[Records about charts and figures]

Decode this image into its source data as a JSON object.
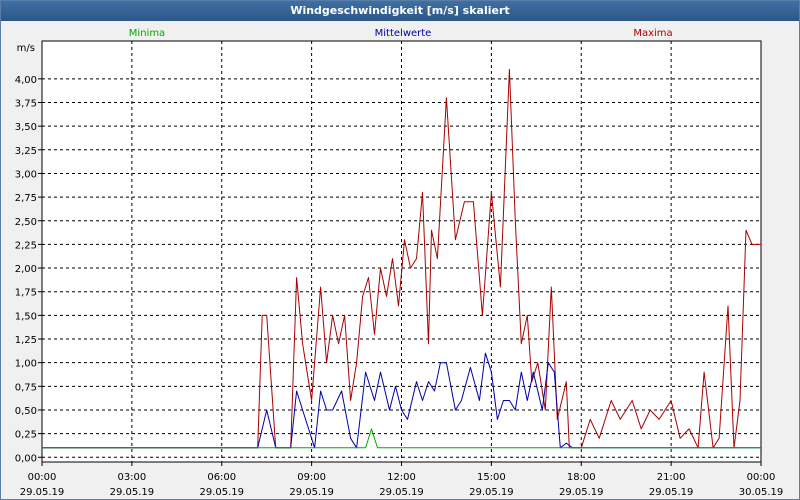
{
  "window": {
    "title": "Windgeschwindigkeit [m/s] skaliert"
  },
  "chart_data": {
    "type": "line",
    "title": "Windgeschwindigkeit [m/s] skaliert",
    "ylabel": "m/s",
    "xlabel": "",
    "ylim": [
      -0.05,
      4.4
    ],
    "xlim": [
      0,
      24
    ],
    "grid": true,
    "y_ticks": [
      "0,00",
      "0,25",
      "0,50",
      "0,75",
      "1,00",
      "1,25",
      "1,50",
      "1,75",
      "2,00",
      "2,25",
      "2,50",
      "2,75",
      "3,00",
      "3,25",
      "3,50",
      "3,75",
      "4,00"
    ],
    "x_ticks": [
      {
        "time": "00:00",
        "date": "29.05.19"
      },
      {
        "time": "03:00",
        "date": "29.05.19"
      },
      {
        "time": "06:00",
        "date": "29.05.19"
      },
      {
        "time": "09:00",
        "date": "29.05.19"
      },
      {
        "time": "12:00",
        "date": "29.05.19"
      },
      {
        "time": "15:00",
        "date": "29.05.19"
      },
      {
        "time": "18:00",
        "date": "29.05.19"
      },
      {
        "time": "21:00",
        "date": "29.05.19"
      },
      {
        "time": "00:00",
        "date": "30.05.19"
      }
    ],
    "series": [
      {
        "name": "Minima",
        "color": "#00aa00",
        "x": [
          0,
          10.8,
          11.0,
          11.2,
          24
        ],
        "y": [
          0.1,
          0.1,
          0.3,
          0.1,
          0.1
        ]
      },
      {
        "name": "Mittelwerte",
        "color": "#0000aa",
        "x": [
          0,
          7.2,
          7.5,
          7.8,
          8.3,
          8.5,
          8.7,
          8.9,
          9.1,
          9.3,
          9.5,
          9.7,
          10.0,
          10.3,
          10.5,
          10.8,
          11.1,
          11.3,
          11.6,
          11.8,
          12.0,
          12.2,
          12.5,
          12.7,
          12.9,
          13.1,
          13.3,
          13.5,
          13.8,
          14.0,
          14.3,
          14.6,
          14.8,
          15.0,
          15.2,
          15.4,
          15.6,
          15.8,
          16.0,
          16.2,
          16.4,
          16.7,
          16.9,
          17.1,
          17.3,
          17.5,
          17.7,
          18.2,
          18.5,
          24
        ],
        "y": [
          0.1,
          0.1,
          0.5,
          0.1,
          0.1,
          0.7,
          0.5,
          0.3,
          0.1,
          0.7,
          0.5,
          0.5,
          0.7,
          0.2,
          0.1,
          0.9,
          0.6,
          0.9,
          0.5,
          0.75,
          0.5,
          0.4,
          0.8,
          0.6,
          0.8,
          0.7,
          1.0,
          1.0,
          0.5,
          0.6,
          0.95,
          0.6,
          1.1,
          0.9,
          0.4,
          0.6,
          0.6,
          0.5,
          0.9,
          0.6,
          0.9,
          0.5,
          1.0,
          0.9,
          0.1,
          0.15,
          0.1,
          0.1,
          0.1,
          0.1
        ]
      },
      {
        "name": "Maxima",
        "color": "#aa0000",
        "x": [
          0,
          7.2,
          7.35,
          7.5,
          7.8,
          8.3,
          8.5,
          8.7,
          9.0,
          9.3,
          9.5,
          9.7,
          9.9,
          10.1,
          10.3,
          10.5,
          10.7,
          10.9,
          11.1,
          11.3,
          11.5,
          11.7,
          11.9,
          12.1,
          12.3,
          12.5,
          12.7,
          12.9,
          13.0,
          13.2,
          13.5,
          13.8,
          14.1,
          14.4,
          14.7,
          15.0,
          15.3,
          15.6,
          15.8,
          16.0,
          16.2,
          16.35,
          16.55,
          16.8,
          17.0,
          17.2,
          17.5,
          17.6,
          17.8,
          18.0,
          18.3,
          18.6,
          19.0,
          19.3,
          19.7,
          20.0,
          20.3,
          20.6,
          21.0,
          21.3,
          21.6,
          21.9,
          22.1,
          22.4,
          22.6,
          22.9,
          23.1,
          23.3,
          23.5,
          23.7,
          23.9,
          24.0
        ],
        "y": [
          0.1,
          0.1,
          1.5,
          1.5,
          0.1,
          0.1,
          1.9,
          1.2,
          0.6,
          1.8,
          1.0,
          1.5,
          1.2,
          1.5,
          0.6,
          1.0,
          1.7,
          1.9,
          1.3,
          2.0,
          1.7,
          2.1,
          1.6,
          2.3,
          2.0,
          2.1,
          2.8,
          1.2,
          2.4,
          2.1,
          3.8,
          2.3,
          2.7,
          2.7,
          1.5,
          2.8,
          1.8,
          4.1,
          2.5,
          1.2,
          1.5,
          0.8,
          1.0,
          0.5,
          1.8,
          0.4,
          0.8,
          0.1,
          0.1,
          0.1,
          0.4,
          0.2,
          0.6,
          0.4,
          0.6,
          0.3,
          0.5,
          0.4,
          0.6,
          0.2,
          0.3,
          0.1,
          0.9,
          0.1,
          0.2,
          1.6,
          0.1,
          0.6,
          2.4,
          2.25,
          2.25,
          2.25
        ]
      }
    ]
  }
}
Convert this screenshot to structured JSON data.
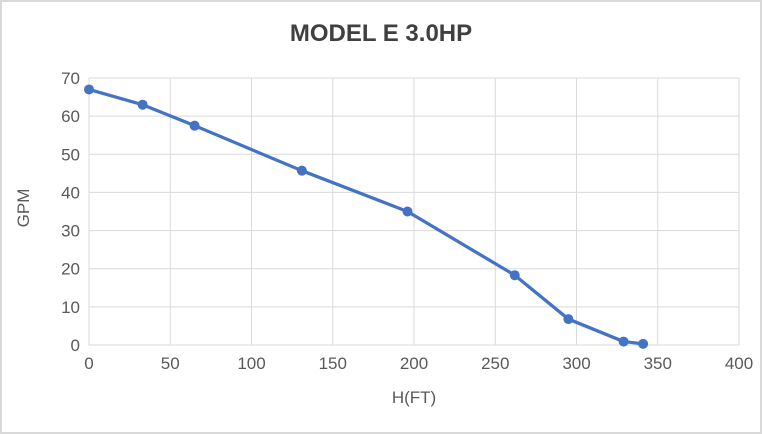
{
  "window": {
    "background": "#ffffff",
    "border_color": "#d9d9d9"
  },
  "chart_data": {
    "type": "line",
    "title": "MODEL E 3.0HP",
    "xlabel": "H(FT)",
    "ylabel": "GPM",
    "xlim": [
      0,
      400
    ],
    "ylim": [
      0,
      70
    ],
    "x_ticks": [
      0,
      50,
      100,
      150,
      200,
      250,
      300,
      350,
      400
    ],
    "y_ticks": [
      0,
      10,
      20,
      30,
      40,
      50,
      60,
      70
    ],
    "grid": true,
    "legend": "none",
    "series": [
      {
        "name": "MODEL E 3.0HP",
        "color": "#4472c4",
        "marker": "circle",
        "points": [
          {
            "x": 0,
            "y": 67
          },
          {
            "x": 33,
            "y": 63
          },
          {
            "x": 65,
            "y": 57.5
          },
          {
            "x": 131,
            "y": 45.7
          },
          {
            "x": 196,
            "y": 35
          },
          {
            "x": 262,
            "y": 18.3
          },
          {
            "x": 295,
            "y": 6.8
          },
          {
            "x": 329,
            "y": 0.9
          },
          {
            "x": 341,
            "y": 0.3
          }
        ]
      }
    ],
    "style": {
      "gridline_color": "#d9d9d9",
      "tick_label_color": "#595959",
      "title_color": "#404040",
      "line_width": 3.25,
      "marker_radius": 5
    }
  }
}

### WHAT THIS TASK INVOLVES
Reproduce all the records verbatim, excluding images.

### EXERCISE RESPONSE
Decode this image into its source data as a JSON object.
{
  "window": {
    "title": "Windgeschwindigkeit [m/s] skaliert"
  },
  "chart_data": {
    "type": "line",
    "title": "Windgeschwindigkeit [m/s] skaliert",
    "ylabel": "m/s",
    "xlabel": "",
    "ylim": [
      -0.05,
      4.4
    ],
    "xlim": [
      0,
      24
    ],
    "grid": true,
    "y_ticks": [
      "0,00",
      "0,25",
      "0,50",
      "0,75",
      "1,00",
      "1,25",
      "1,50",
      "1,75",
      "2,00",
      "2,25",
      "2,50",
      "2,75",
      "3,00",
      "3,25",
      "3,50",
      "3,75",
      "4,00"
    ],
    "x_ticks": [
      {
        "time": "00:00",
        "date": "29.05.19"
      },
      {
        "time": "03:00",
        "date": "29.05.19"
      },
      {
        "time": "06:00",
        "date": "29.05.19"
      },
      {
        "time": "09:00",
        "date": "29.05.19"
      },
      {
        "time": "12:00",
        "date": "29.05.19"
      },
      {
        "time": "15:00",
        "date": "29.05.19"
      },
      {
        "time": "18:00",
        "date": "29.05.19"
      },
      {
        "time": "21:00",
        "date": "29.05.19"
      },
      {
        "time": "00:00",
        "date": "30.05.19"
      }
    ],
    "series": [
      {
        "name": "Minima",
        "color": "#00aa00",
        "x": [
          0,
          10.8,
          11.0,
          11.2,
          24
        ],
        "y": [
          0.1,
          0.1,
          0.3,
          0.1,
          0.1
        ]
      },
      {
        "name": "Mittelwerte",
        "color": "#0000aa",
        "x": [
          0,
          7.2,
          7.5,
          7.8,
          8.3,
          8.5,
          8.7,
          8.9,
          9.1,
          9.3,
          9.5,
          9.7,
          10.0,
          10.3,
          10.5,
          10.8,
          11.1,
          11.3,
          11.6,
          11.8,
          12.0,
          12.2,
          12.5,
          12.7,
          12.9,
          13.1,
          13.3,
          13.5,
          13.8,
          14.0,
          14.3,
          14.6,
          14.8,
          15.0,
          15.2,
          15.4,
          15.6,
          15.8,
          16.0,
          16.2,
          16.4,
          16.7,
          16.9,
          17.1,
          17.3,
          17.5,
          17.7,
          18.2,
          18.5,
          24
        ],
        "y": [
          0.1,
          0.1,
          0.5,
          0.1,
          0.1,
          0.7,
          0.5,
          0.3,
          0.1,
          0.7,
          0.5,
          0.5,
          0.7,
          0.2,
          0.1,
          0.9,
          0.6,
          0.9,
          0.5,
          0.75,
          0.5,
          0.4,
          0.8,
          0.6,
          0.8,
          0.7,
          1.0,
          1.0,
          0.5,
          0.6,
          0.95,
          0.6,
          1.1,
          0.9,
          0.4,
          0.6,
          0.6,
          0.5,
          0.9,
          0.6,
          0.9,
          0.5,
          1.0,
          0.9,
          0.1,
          0.15,
          0.1,
          0.1,
          0.1,
          0.1
        ]
      },
      {
        "name": "Maxima",
        "color": "#aa0000",
        "x": [
          0,
          7.2,
          7.35,
          7.5,
          7.8,
          8.3,
          8.5,
          8.7,
          9.0,
          9.3,
          9.5,
          9.7,
          9.9,
          10.1,
          10.3,
          10.5,
          10.7,
          10.9,
          11.1,
          11.3,
          11.5,
          11.7,
          11.9,
          12.1,
          12.3,
          12.5,
          12.7,
          12.9,
          13.0,
          13.2,
          13.5,
          13.8,
          14.1,
          14.4,
          14.7,
          15.0,
          15.3,
          15.6,
          15.8,
          16.0,
          16.2,
          16.35,
          16.55,
          16.8,
          17.0,
          17.2,
          17.5,
          17.6,
          17.8,
          18.0,
          18.3,
          18.6,
          19.0,
          19.3,
          19.7,
          20.0,
          20.3,
          20.6,
          21.0,
          21.3,
          21.6,
          21.9,
          22.1,
          22.4,
          22.6,
          22.9,
          23.1,
          23.3,
          23.5,
          23.7,
          23.9,
          24.0
        ],
        "y": [
          0.1,
          0.1,
          1.5,
          1.5,
          0.1,
          0.1,
          1.9,
          1.2,
          0.6,
          1.8,
          1.0,
          1.5,
          1.2,
          1.5,
          0.6,
          1.0,
          1.7,
          1.9,
          1.3,
          2.0,
          1.7,
          2.1,
          1.6,
          2.3,
          2.0,
          2.1,
          2.8,
          1.2,
          2.4,
          2.1,
          3.8,
          2.3,
          2.7,
          2.7,
          1.5,
          2.8,
          1.8,
          4.1,
          2.5,
          1.2,
          1.5,
          0.8,
          1.0,
          0.5,
          1.8,
          0.4,
          0.8,
          0.1,
          0.1,
          0.1,
          0.4,
          0.2,
          0.6,
          0.4,
          0.6,
          0.3,
          0.5,
          0.4,
          0.6,
          0.2,
          0.3,
          0.1,
          0.9,
          0.1,
          0.2,
          1.6,
          0.1,
          0.6,
          2.4,
          2.25,
          2.25,
          2.25
        ]
      }
    ]
  }
}
Convert this screenshot to structured JSON data.
{
  "window": {
    "background": "#ffffff",
    "border_color": "#d9d9d9"
  },
  "chart_data": {
    "type": "line",
    "title": "MODEL E 3.0HP",
    "xlabel": "H(FT)",
    "ylabel": "GPM",
    "xlim": [
      0,
      400
    ],
    "ylim": [
      0,
      70
    ],
    "x_ticks": [
      0,
      50,
      100,
      150,
      200,
      250,
      300,
      350,
      400
    ],
    "y_ticks": [
      0,
      10,
      20,
      30,
      40,
      50,
      60,
      70
    ],
    "grid": true,
    "legend": "none",
    "series": [
      {
        "name": "MODEL E 3.0HP",
        "color": "#4472c4",
        "marker": "circle",
        "points": [
          {
            "x": 0,
            "y": 67
          },
          {
            "x": 33,
            "y": 63
          },
          {
            "x": 65,
            "y": 57.5
          },
          {
            "x": 131,
            "y": 45.7
          },
          {
            "x": 196,
            "y": 35
          },
          {
            "x": 262,
            "y": 18.3
          },
          {
            "x": 295,
            "y": 6.8
          },
          {
            "x": 329,
            "y": 0.9
          },
          {
            "x": 341,
            "y": 0.3
          }
        ]
      }
    ],
    "style": {
      "gridline_color": "#d9d9d9",
      "tick_label_color": "#595959",
      "title_color": "#404040",
      "line_width": 3.25,
      "marker_radius": 5
    }
  }
}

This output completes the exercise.